::: PROVIDED INFORMATION
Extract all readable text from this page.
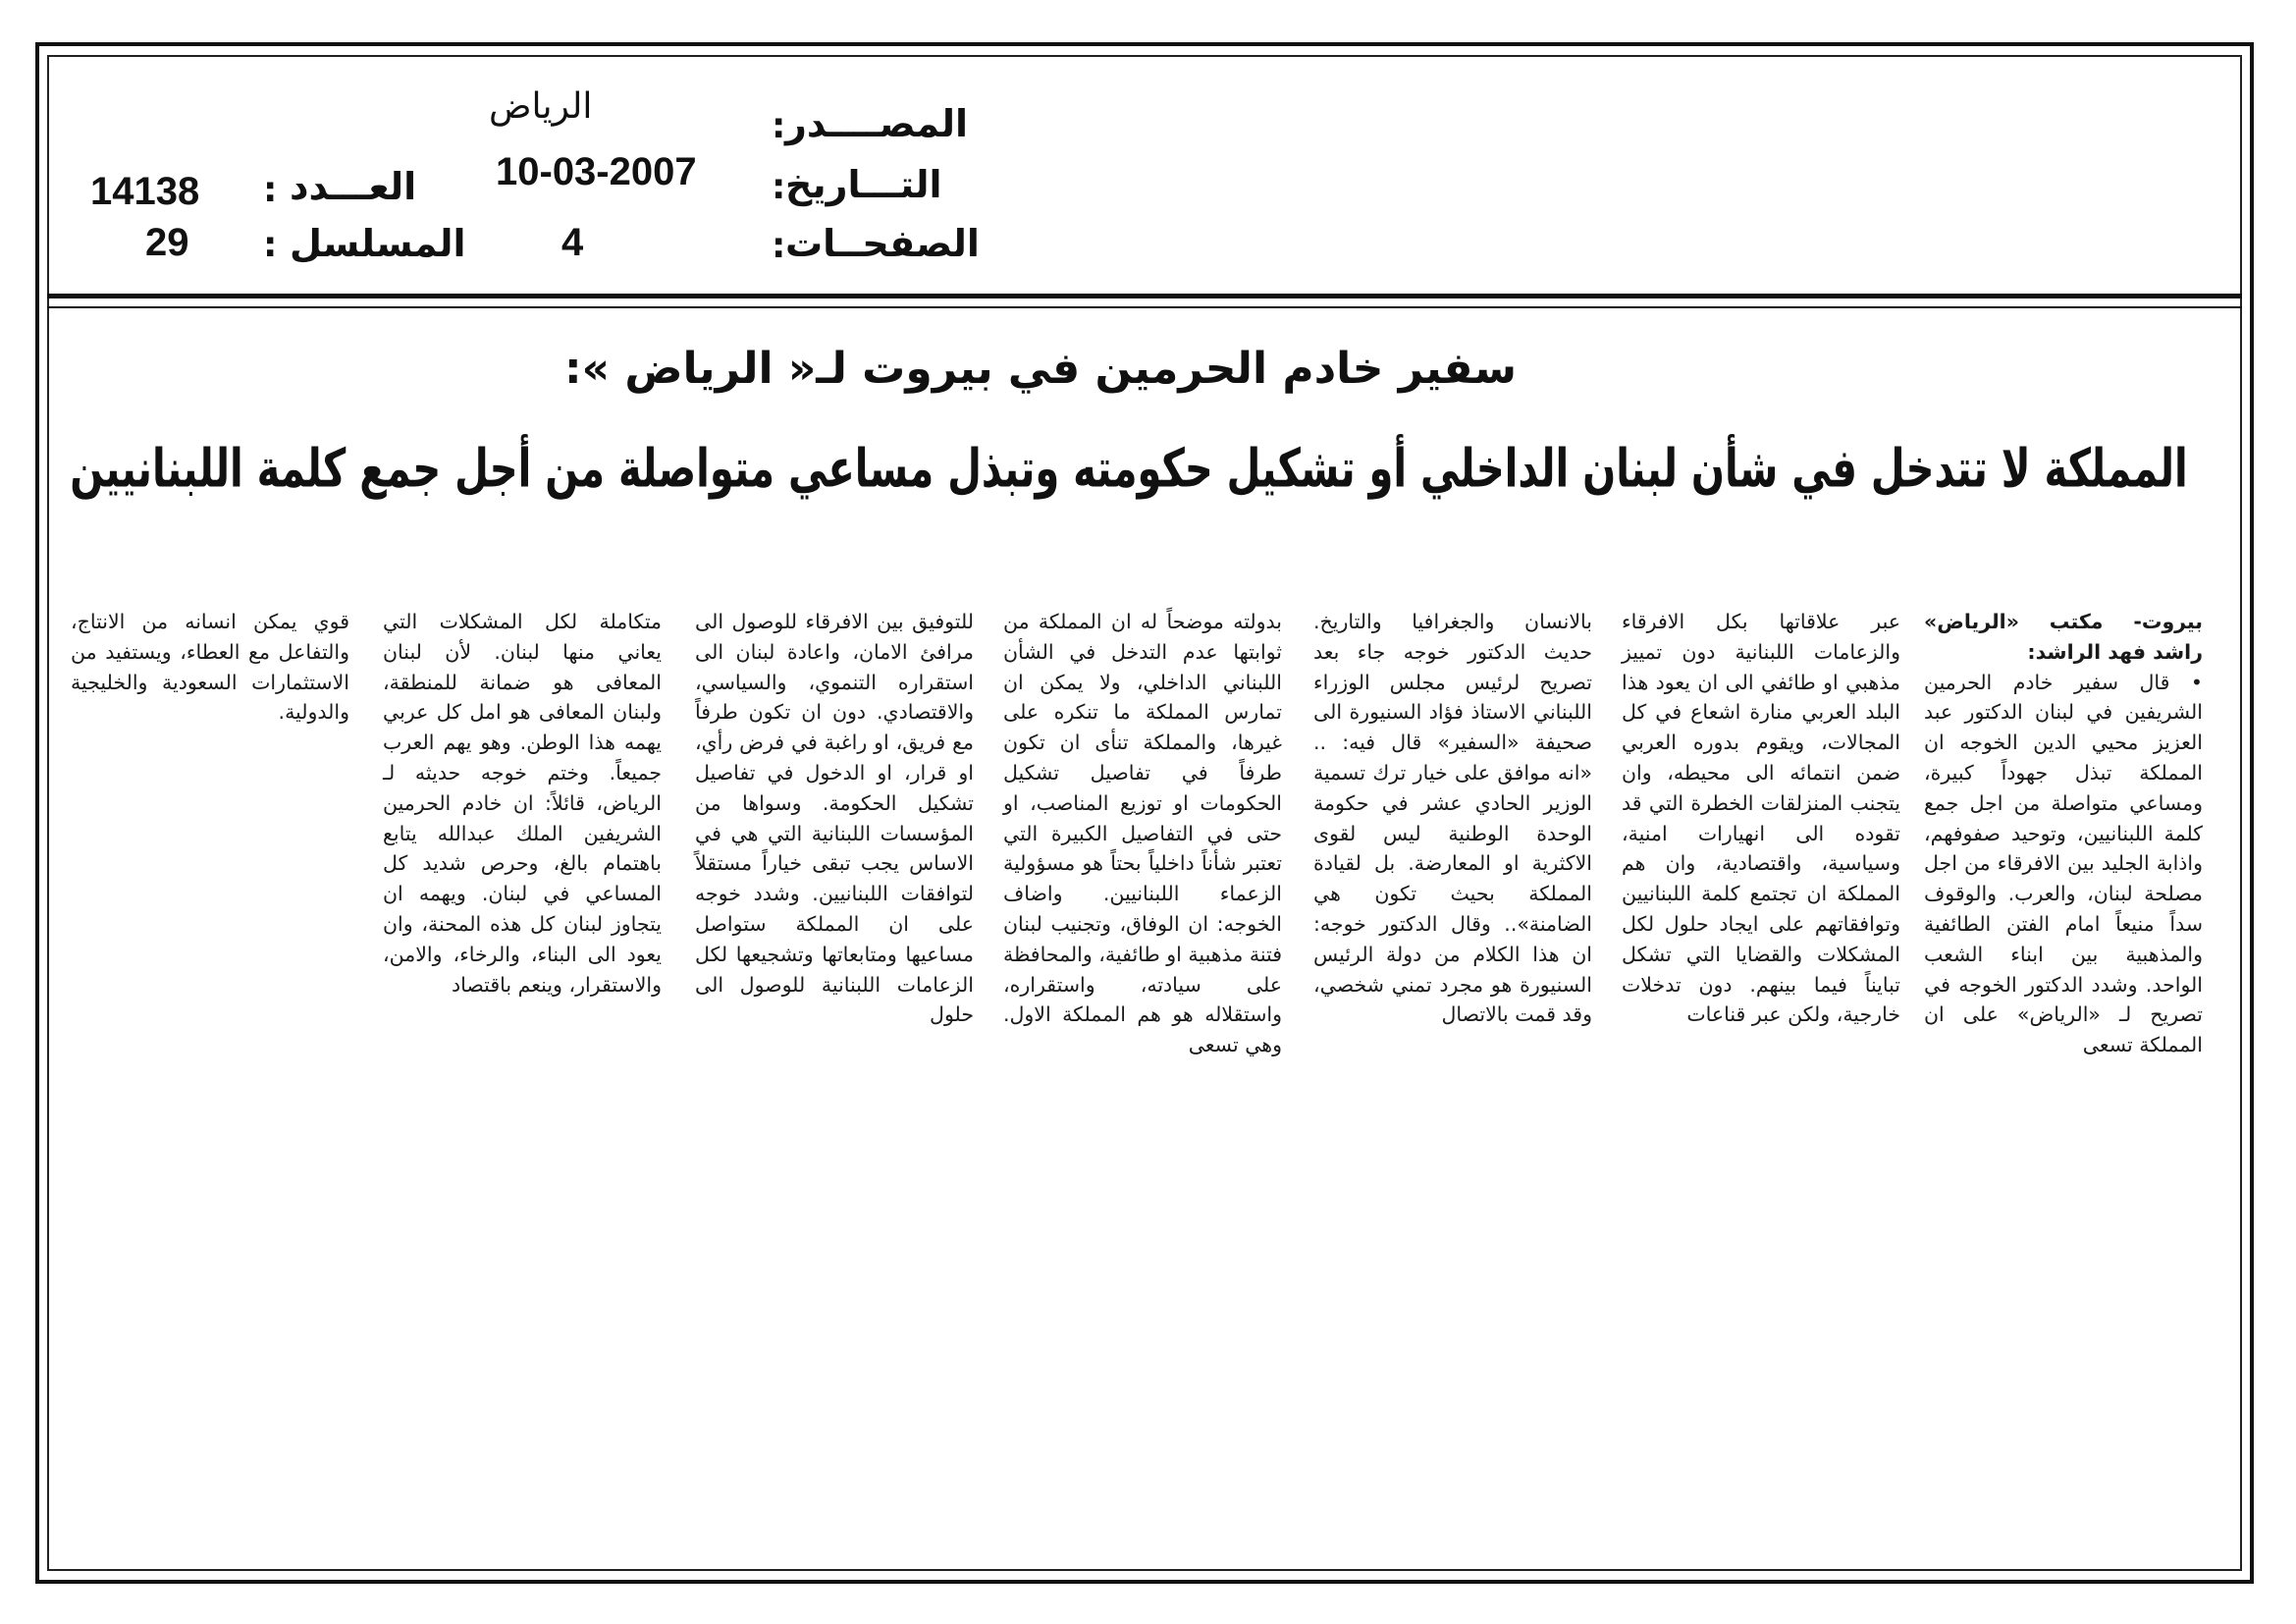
الرياض	المصــــدر
:
10-03-2007 التـــاريخ
:
4	الصفحــات
:
14138 : العـــدد
29 : المسلسل
سفير خادم الحرمين في بيروت لـ« الرياض »:
المملكة لا تتدخل في شأن لبنان الداخلي أو تشكيل حكومته وتبذل مساعي متواصلة من أجل جمع كلمة اللبنانيين

بيروت- مكتب «الرياض» راشد فهد الراشد:

• قال سفير خادم الحرمين الشريفين في لبنان الدكتور عبد العزيز محيي الدين الخوجه ان المملكة تبذل جهوداً كبيرة، ومساعي متواصلة من اجل جمع كلمة اللبنانيين، وتوحيد صفوفهم، واذابة الجليد بين الافرقاء من اجل مصلحة لبنان، والعرب. والوقوف سداً منيعاً امام الفتن الطائفية والمذهبية بين ابناء الشعب الواحد. وشدد الدكتور الخوجه في تصريح لـ «الرياض» على ان المملكة تسعى

عبر علاقاتها بكل الافرقاء والزعامات اللبنانية دون تمييز مذهبي او طائفي الى ان يعود هذا البلد العربي منارة اشعاع في كل المجالات، ويقوم بدوره العربي ضمن انتمائه الى محيطه، وان يتجنب المنزلقات الخطرة التي قد تقوده الى انهيارات امنية، وسياسية، واقتصادية، وان هم المملكة ان تجتمع كلمة اللبنانيين وتوافقاتهم على ايجاد حلول لكل المشكلات والقضايا التي تشكل تبايناً فيما بينهم. دون تدخلات خارجية، ولكن عبر قناعات

بالانسان والجغرافيا والتاريخ. حديث الدكتور خوجه جاء بعد تصريح لرئيس مجلس الوزراء اللبناني الاستاذ فؤاد السنيورة الى صحيفة «السفير» قال فيه: .. «انه موافق على خيار ترك تسمية الوزير الحادي عشر في حكومة الوحدة الوطنية ليس لقوى الاكثرية او المعارضة. بل لقيادة المملكة بحيث تكون هي الضامنة».. وقال الدكتور خوجه: ان هذا الكلام من دولة الرئيس السنيورة هو مجرد تمني شخصي، وقد قمت بالاتصال

بدولته موضحاً له ان المملكة من ثوابتها عدم التدخل في الشأن اللبناني الداخلي، ولا يمكن ان تمارس المملكة ما تنكره على غيرها، والمملكة تنأى ان تكون طرفاً في تفاصيل تشكيل الحكومات او توزيع المناصب، او حتى في التفاصيل الكبيرة التي تعتبر شأناً داخلياً بحتاً هو مسؤولية الزعماء اللبنانيين. واضاف الخوجه: ان الوفاق، وتجنيب لبنان فتنة مذهبية او طائفية، والمحافظة على سيادته، واستقراره، واستقلاله هو هم المملكة الاول. وهي تسعى

للتوفيق بين الافرقاء للوصول الى مرافئ الامان، واعادة لبنان الى استقراره التنموي، والسياسي، والاقتصادي. دون ان تكون طرفاً مع فريق، او راغبة في فرض رأي، او قرار، او الدخول في تفاصيل تشكيل الحكومة. وسواها من المؤسسات اللبنانية التي هي في الاساس يجب تبقى خياراً مستقلاً لتوافقات اللبنانيين. وشدد خوجه على ان المملكة ستواصل مساعيها ومتابعاتها وتشجيعها لكل الزعامات اللبنانية للوصول الى حلول

متكاملة لكل المشكلات التي يعاني منها لبنان. لأن لبنان المعافى هو ضمانة للمنطقة، ولبنان المعافى هو امل كل عربي يهمه هذا الوطن. وهو يهم العرب جميعاً. وختم خوجه حديثه لـ الرياض، قائلاً: ان خادم الحرمين الشريفين الملك عبدالله يتابع باهتمام بالغ، وحرص شديد كل المساعي في لبنان. ويهمه ان يتجاوز لبنان كل هذه المحنة، وان يعود الى البناء، والرخاء، والامن، والاستقرار، وينعم باقتصاد

قوي يمكن انسانه من الانتاج، والتفاعل مع العطاء، ويستفيد من الاستثمارات السعودية والخليجية والدولية.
::::::
# [TASK PROMPT]
Pictures stay out of the copy; please restate every record above exactly.

# [OUTPUT BELOW]
Extract all readable text from this page.
الرياض	المصــــدر
:
10-03-2007 التـــاريخ
:
4	الصفحــات
:
14138 : العـــدد
29 : المسلسل
سفير خادم الحرمين في بيروت لـ« الرياض »:
المملكة لا تتدخل في شأن لبنان الداخلي أو تشكيل حكومته وتبذل مساعي متواصلة من أجل جمع كلمة اللبنانيين

بيروت- مكتب «الرياض» راشد فهد الراشد:

• قال سفير خادم الحرمين الشريفين في لبنان الدكتور عبد العزيز محيي الدين الخوجه ان المملكة تبذل جهوداً كبيرة، ومساعي متواصلة من اجل جمع كلمة اللبنانيين، وتوحيد صفوفهم، واذابة الجليد بين الافرقاء من اجل مصلحة لبنان، والعرب. والوقوف سداً منيعاً امام الفتن الطائفية والمذهبية بين ابناء الشعب الواحد. وشدد الدكتور الخوجه في تصريح لـ «الرياض» على ان المملكة تسعى

عبر علاقاتها بكل الافرقاء والزعامات اللبنانية دون تمييز مذهبي او طائفي الى ان يعود هذا البلد العربي منارة اشعاع في كل المجالات، ويقوم بدوره العربي ضمن انتمائه الى محيطه، وان يتجنب المنزلقات الخطرة التي قد تقوده الى انهيارات امنية، وسياسية، واقتصادية، وان هم المملكة ان تجتمع كلمة اللبنانيين وتوافقاتهم على ايجاد حلول لكل المشكلات والقضايا التي تشكل تبايناً فيما بينهم. دون تدخلات خارجية، ولكن عبر قناعات

بالانسان والجغرافيا والتاريخ. حديث الدكتور خوجه جاء بعد تصريح لرئيس مجلس الوزراء اللبناني الاستاذ فؤاد السنيورة الى صحيفة «السفير» قال فيه: .. «انه موافق على خيار ترك تسمية الوزير الحادي عشر في حكومة الوحدة الوطنية ليس لقوى الاكثرية او المعارضة. بل لقيادة المملكة بحيث تكون هي الضامنة».. وقال الدكتور خوجه: ان هذا الكلام من دولة الرئيس السنيورة هو مجرد تمني شخصي، وقد قمت بالاتصال

بدولته موضحاً له ان المملكة من ثوابتها عدم التدخل في الشأن اللبناني الداخلي، ولا يمكن ان تمارس المملكة ما تنكره على غيرها، والمملكة تنأى ان تكون طرفاً في تفاصيل تشكيل الحكومات او توزيع المناصب، او حتى في التفاصيل الكبيرة التي تعتبر شأناً داخلياً بحتاً هو مسؤولية الزعماء اللبنانيين. واضاف الخوجه: ان الوفاق، وتجنيب لبنان فتنة مذهبية او طائفية، والمحافظة على سيادته، واستقراره، واستقلاله هو هم المملكة الاول. وهي تسعى

للتوفيق بين الافرقاء للوصول الى مرافئ الامان، واعادة لبنان الى استقراره التنموي، والسياسي، والاقتصادي. دون ان تكون طرفاً مع فريق، او راغبة في فرض رأي، او قرار، او الدخول في تفاصيل تشكيل الحكومة. وسواها من المؤسسات اللبنانية التي هي في الاساس يجب تبقى خياراً مستقلاً لتوافقات اللبنانيين. وشدد خوجه على ان المملكة ستواصل مساعيها ومتابعاتها وتشجيعها لكل الزعامات اللبنانية للوصول الى حلول

متكاملة لكل المشكلات التي يعاني منها لبنان. لأن لبنان المعافى هو ضمانة للمنطقة، ولبنان المعافى هو امل كل عربي يهمه هذا الوطن. وهو يهم العرب جميعاً. وختم خوجه حديثه لـ الرياض، قائلاً: ان خادم الحرمين الشريفين الملك عبدالله يتابع باهتمام بالغ، وحرص شديد كل المساعي في لبنان. ويهمه ان يتجاوز لبنان كل هذه المحنة، وان يعود الى البناء، والرخاء، والامن، والاستقرار، وينعم باقتصاد

قوي يمكن انسانه من الانتاج، والتفاعل مع العطاء، ويستفيد من الاستثمارات السعودية والخليجية والدولية.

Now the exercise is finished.